> Record excerpts
= = = = = = =

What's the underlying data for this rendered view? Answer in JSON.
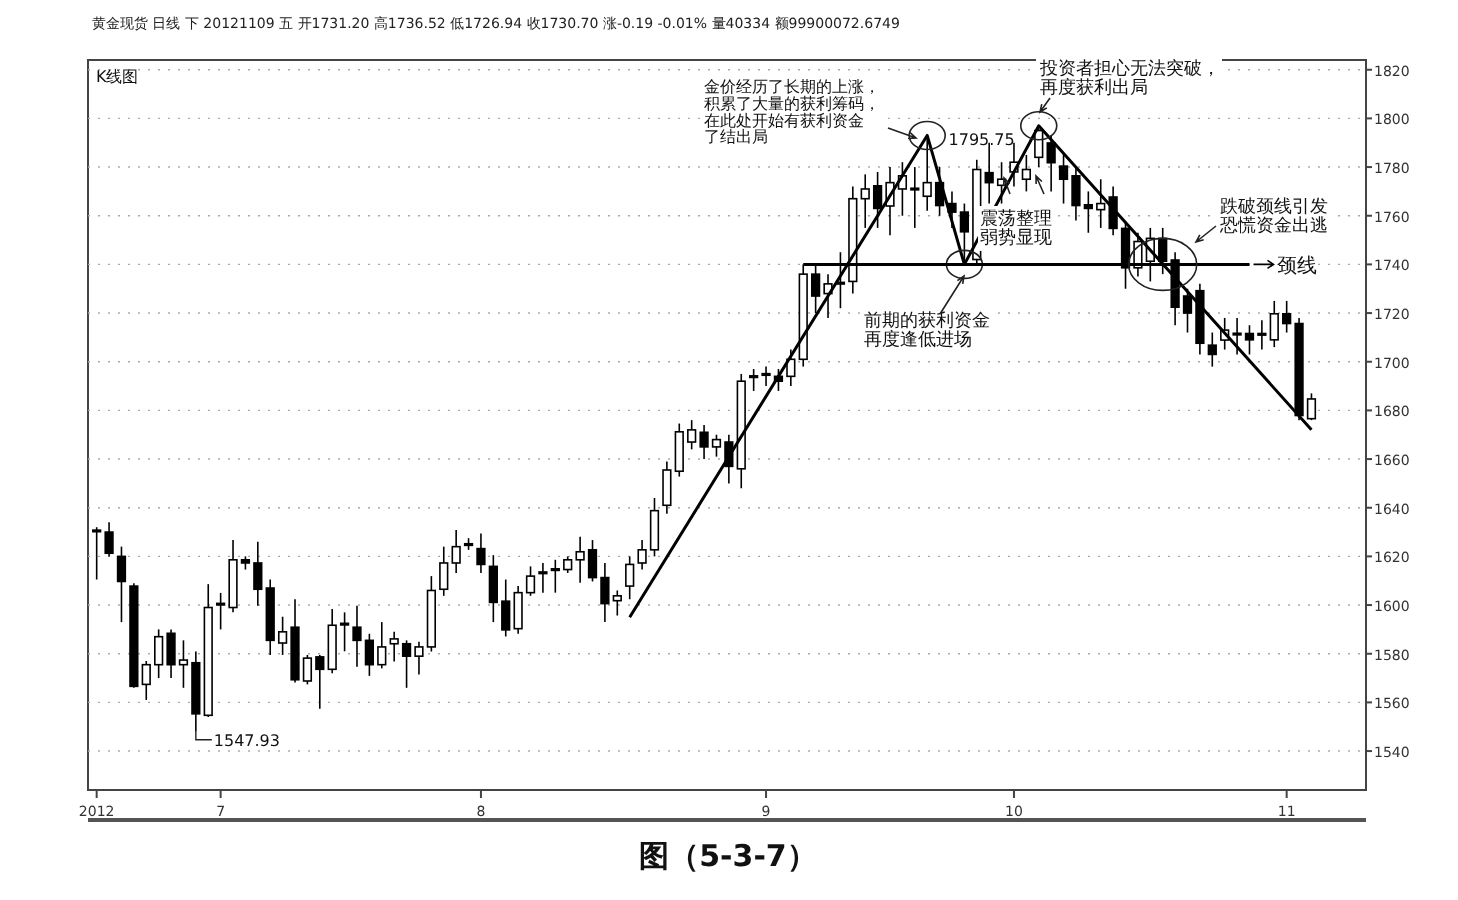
{
  "chart_data": {
    "type": "candlestick",
    "title": "黄金现货 日线 下 20121109 五 开1731.20 高1736.52 低1726.94 收1730.70 涨-0.19 -0.01% 量40334 额99900072.6749",
    "categories": [
      "2012",
      null,
      null,
      null,
      null,
      null,
      null,
      null,
      null,
      null,
      "7",
      null,
      null,
      null,
      null,
      null,
      null,
      null,
      null,
      null,
      null,
      null,
      null,
      null,
      null,
      null,
      null,
      null,
      null,
      null,
      null,
      "8",
      null,
      null,
      null,
      null,
      null,
      null,
      null,
      null,
      null,
      null,
      null,
      null,
      null,
      null,
      null,
      null,
      null,
      null,
      null,
      null,
      null,
      null,
      "9",
      null,
      null,
      null,
      null,
      null,
      null,
      null,
      null,
      null,
      null,
      null,
      null,
      null,
      null,
      null,
      null,
      null,
      null,
      null,
      "10",
      null,
      null,
      null,
      null,
      null,
      null,
      null,
      null,
      null,
      null,
      null,
      null,
      null,
      null,
      null,
      null,
      null,
      null,
      null,
      null,
      null,
      "11",
      null,
      null
    ],
    "series": [
      {
        "color": "#000000",
        "ohlc": [
          [
            1630.5,
            1632,
            1610.5,
            1630.8
          ],
          [
            1630,
            1634,
            1620,
            1621.3
          ],
          [
            1620,
            1624,
            1593,
            1609.7
          ],
          [
            1607.8,
            1609,
            1566,
            1566.6
          ],
          [
            1567.4,
            1577,
            1561,
            1575.5
          ],
          [
            1575.5,
            1590,
            1570,
            1587
          ],
          [
            1588.4,
            1590,
            1570,
            1575.5
          ],
          [
            1575.5,
            1585.5,
            1566,
            1577.4
          ],
          [
            1576.3,
            1580.9,
            1547.93,
            1555.3
          ],
          [
            1554.7,
            1608.6,
            1554,
            1599
          ],
          [
            1600.2,
            1605,
            1590,
            1600.7
          ],
          [
            1599,
            1626.7,
            1597,
            1618.6
          ],
          [
            1618.6,
            1620,
            1614.6,
            1617.3
          ],
          [
            1617.3,
            1626,
            1599.7,
            1606.5
          ],
          [
            1607,
            1610.5,
            1579.5,
            1585.5
          ],
          [
            1584.4,
            1595.2,
            1579.5,
            1589
          ],
          [
            1590.9,
            1602.4,
            1568.2,
            1569.3
          ],
          [
            1568.8,
            1579.5,
            1567.4,
            1578.2
          ],
          [
            1578.7,
            1579.5,
            1557.4,
            1573.6
          ],
          [
            1573.6,
            1598.4,
            1572,
            1591.7
          ],
          [
            1592.2,
            1597,
            1581,
            1592.5
          ],
          [
            1590.9,
            1599.7,
            1574.7,
            1585.5
          ],
          [
            1585.5,
            1588.2,
            1570.9,
            1575.5
          ],
          [
            1575.5,
            1593,
            1574,
            1582.8
          ],
          [
            1584.1,
            1589,
            1576.8,
            1586.1
          ],
          [
            1584.1,
            1585.5,
            1566,
            1579
          ],
          [
            1579,
            1584.9,
            1571.5,
            1582.8
          ],
          [
            1582.8,
            1611.9,
            1580.9,
            1606
          ],
          [
            1606.5,
            1624,
            1603.8,
            1617.3
          ],
          [
            1617.3,
            1630.8,
            1613.2,
            1624
          ],
          [
            1624.8,
            1627.5,
            1622.7,
            1625.2
          ],
          [
            1623.2,
            1629.4,
            1613.2,
            1616.7
          ],
          [
            1615.9,
            1620.5,
            1593,
            1601.1
          ],
          [
            1601.6,
            1610.5,
            1587.1,
            1589.8
          ],
          [
            1590.3,
            1607.8,
            1588.2,
            1605.1
          ],
          [
            1605.1,
            1615.9,
            1603.8,
            1611.9
          ],
          [
            1613.2,
            1617.3,
            1605.1,
            1613.6
          ],
          [
            1614.6,
            1618.6,
            1605.1,
            1614.9
          ],
          [
            1614.6,
            1620,
            1613.2,
            1618.6
          ],
          [
            1618.6,
            1628.1,
            1609.2,
            1621.9
          ],
          [
            1622.7,
            1626.7,
            1609.7,
            1611.3
          ],
          [
            1611.3,
            1617.3,
            1593,
            1600.6
          ],
          [
            1601.8,
            1606,
            1595.7,
            1603.8
          ],
          [
            1607.8,
            1620,
            1602.4,
            1616.7
          ],
          [
            1617.3,
            1626.7,
            1614.6,
            1622.7
          ],
          [
            1622.7,
            1644,
            1620,
            1638.8
          ],
          [
            1641,
            1659,
            1637.5,
            1655.5
          ],
          [
            1655,
            1674.6,
            1652.8,
            1671.2
          ],
          [
            1667,
            1676,
            1664,
            1672
          ],
          [
            1671,
            1674,
            1660,
            1665
          ],
          [
            1665,
            1670,
            1661,
            1668
          ],
          [
            1667,
            1670,
            1650,
            1657
          ],
          [
            1656,
            1695,
            1648,
            1692
          ],
          [
            1693.8,
            1697,
            1688,
            1694.2
          ],
          [
            1694.8,
            1698,
            1690,
            1695.1
          ],
          [
            1694,
            1697,
            1688,
            1692
          ],
          [
            1694,
            1705,
            1690,
            1701
          ],
          [
            1701,
            1740,
            1698,
            1736
          ],
          [
            1736,
            1740,
            1720,
            1727
          ],
          [
            1728,
            1736,
            1718,
            1732
          ],
          [
            1732.4,
            1745,
            1722,
            1732.6
          ],
          [
            1733,
            1772,
            1728,
            1767
          ],
          [
            1767,
            1777,
            1755,
            1771
          ],
          [
            1772.3,
            1778,
            1755,
            1763
          ],
          [
            1764,
            1780,
            1752,
            1773.6
          ],
          [
            1771,
            1782,
            1760,
            1776.4
          ],
          [
            1771,
            1780,
            1755,
            1771.3
          ],
          [
            1768,
            1793,
            1762,
            1773.6
          ],
          [
            1773.6,
            1780,
            1760,
            1764.2
          ],
          [
            1765,
            1770,
            1755,
            1761.5
          ],
          [
            1761.5,
            1765,
            1740,
            1753.4
          ],
          [
            1742,
            1783,
            1740,
            1779
          ],
          [
            1777.7,
            1790,
            1765,
            1773.6
          ],
          [
            1772.5,
            1782,
            1765,
            1775
          ],
          [
            1778,
            1790,
            1772,
            1782
          ],
          [
            1775,
            1785,
            1770,
            1779
          ],
          [
            1784,
            1795.75,
            1780,
            1795
          ],
          [
            1789.9,
            1793,
            1770,
            1781.8
          ],
          [
            1780.4,
            1785,
            1765,
            1775
          ],
          [
            1776.4,
            1780,
            1758,
            1764.2
          ],
          [
            1764.5,
            1770,
            1753,
            1763
          ],
          [
            1762.5,
            1775,
            1755,
            1765
          ],
          [
            1767.7,
            1772,
            1752,
            1754.8
          ],
          [
            1754.8,
            1757,
            1730,
            1738.6
          ],
          [
            1738.6,
            1753,
            1735,
            1749.4
          ],
          [
            1741.3,
            1755,
            1733,
            1750.7
          ],
          [
            1750.7,
            1755,
            1736,
            1741.3
          ],
          [
            1741.8,
            1745,
            1715,
            1722.4
          ],
          [
            1727,
            1730,
            1712,
            1720
          ],
          [
            1729.2,
            1732,
            1703,
            1707.6
          ],
          [
            1706.8,
            1712,
            1698,
            1703
          ],
          [
            1708.9,
            1718,
            1705,
            1713
          ],
          [
            1711.5,
            1718,
            1703,
            1711.7
          ],
          [
            1711.6,
            1715,
            1703,
            1709
          ],
          [
            1711.2,
            1717,
            1705,
            1711.6
          ],
          [
            1709,
            1725,
            1706,
            1719.7
          ],
          [
            1719.7,
            1725,
            1712,
            1715.7
          ],
          [
            1715.7,
            1718,
            1676,
            1677.9
          ],
          [
            1676.6,
            1687,
            1676,
            1684.7
          ]
        ]
      },
      {
        "type": "line",
        "color": "#000000",
        "values": [
          null,
          null,
          null,
          null,
          null,
          null,
          null,
          null,
          null,
          null,
          null,
          null,
          null,
          null,
          null,
          null,
          null,
          null,
          null,
          null,
          null,
          null,
          null,
          null,
          null,
          null,
          null,
          null,
          null,
          null,
          null,
          null,
          null,
          null,
          null,
          null,
          null,
          null,
          null,
          null,
          null,
          null,
          null,
          1595,
          null,
          null,
          null,
          null,
          null,
          null,
          null,
          null,
          null,
          null,
          null,
          null,
          null,
          null,
          null,
          null,
          null,
          null,
          null,
          null,
          null,
          null,
          null,
          1793,
          null,
          null,
          1740,
          null,
          null,
          null,
          null,
          null,
          1797,
          null,
          null,
          null,
          null,
          null,
          null,
          null,
          null,
          null,
          null,
          null,
          null,
          null,
          null,
          null,
          null,
          null,
          null,
          null,
          null,
          null,
          1672
        ]
      },
      {
        "type": "line",
        "name": "颈线",
        "color": "#000000",
        "values": [
          null,
          null,
          null,
          null,
          null,
          null,
          null,
          null,
          null,
          null,
          null,
          null,
          null,
          null,
          null,
          null,
          null,
          null,
          null,
          null,
          null,
          null,
          null,
          null,
          null,
          null,
          null,
          null,
          null,
          null,
          null,
          null,
          null,
          null,
          null,
          null,
          null,
          null,
          null,
          null,
          null,
          null,
          null,
          null,
          null,
          null,
          null,
          null,
          null,
          null,
          null,
          null,
          null,
          null,
          null,
          null,
          null,
          1740,
          null,
          null,
          null,
          null,
          null,
          null,
          null,
          null,
          null,
          null,
          null,
          null,
          null,
          null,
          null,
          null,
          null,
          null,
          null,
          null,
          null,
          null,
          null,
          null,
          null,
          null,
          null,
          null,
          null,
          null,
          null,
          null,
          null,
          null,
          null,
          1740,
          null,
          null,
          null,
          null,
          null
        ]
      }
    ],
    "ylim": [
      1524,
      1824
    ],
    "yticks": [
      1540,
      1560,
      1580,
      1600,
      1620,
      1640,
      1660,
      1680,
      1700,
      1720,
      1740,
      1760,
      1780,
      1800,
      1820
    ],
    "grid": "y",
    "legend": "right",
    "annotations": [
      "1547.93",
      "1795.75",
      "金价经历了长期的上涨，积累了大量的获利筹码，在此处开始有获利资金了结出局",
      "前期的获利资金再度逢低进场",
      "投资者担心无法突破，再度获利出局",
      "震荡整理弱势显现",
      "跌破颈线引发恐慌资金出逃",
      "K线图",
      "图（5-3-7）"
    ]
  }
}
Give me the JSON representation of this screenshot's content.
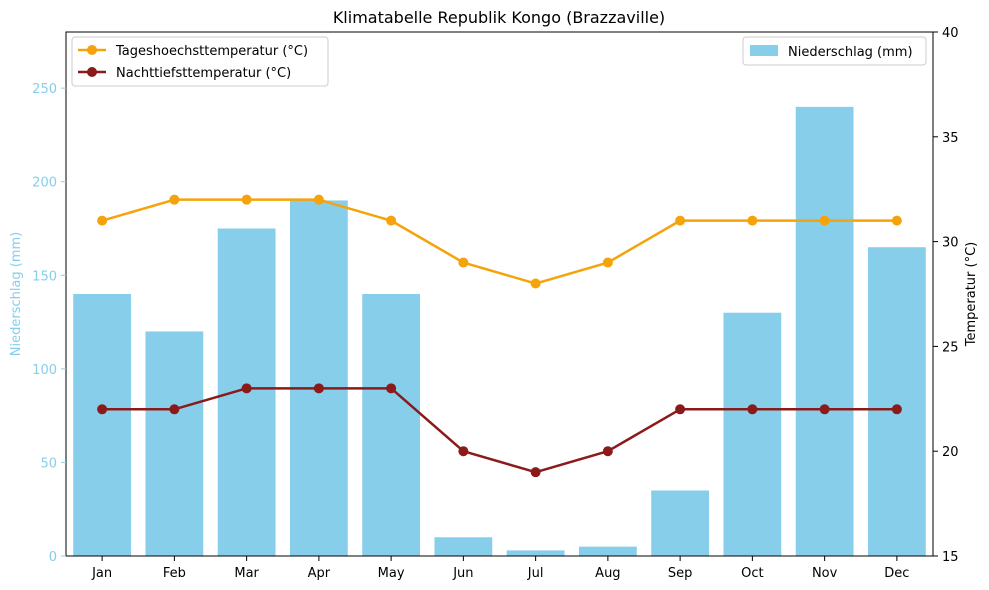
{
  "chart_data": {
    "type": "bar",
    "title": "Klimatabelle Republik Kongo (Brazzaville)",
    "categories": [
      "Jan",
      "Feb",
      "Mar",
      "Apr",
      "May",
      "Jun",
      "Jul",
      "Aug",
      "Sep",
      "Oct",
      "Nov",
      "Dec"
    ],
    "left_axis": {
      "label": "Niederschlag (mm)",
      "range": [
        0,
        280
      ],
      "ticks": [
        0,
        50,
        100,
        150,
        200,
        250
      ],
      "color": "#87ceeb"
    },
    "right_axis": {
      "label": "Temperatur (°C)",
      "range": [
        15,
        40
      ],
      "ticks": [
        15,
        20,
        25,
        30,
        35,
        40
      ]
    },
    "bars": {
      "name": "Niederschlag (mm)",
      "color": "#87ceeb",
      "values": [
        140,
        120,
        175,
        190,
        140,
        10,
        3,
        5,
        35,
        130,
        240,
        165
      ]
    },
    "lines": [
      {
        "name": "Tageshoechsttemperatur (°C)",
        "color": "#f5a30a",
        "values": [
          31,
          32,
          32,
          32,
          31,
          29,
          28,
          29,
          31,
          31,
          31,
          31
        ]
      },
      {
        "name": "Nachttiefsttemperatur (°C)",
        "color": "#8b1a1a",
        "values": [
          22,
          22,
          23,
          23,
          23,
          20,
          19,
          20,
          22,
          22,
          22,
          22
        ]
      }
    ],
    "legend_left_placement": "top-left",
    "legend_right_placement": "top-right",
    "grid": false
  }
}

= = = = = = =

> Problem description
Find all the lines containing "type" in the material, then copy them.

> Solution to this task
    "type": "candlestick",
        "type": "line",
        "type": "line",
    "type": "bar",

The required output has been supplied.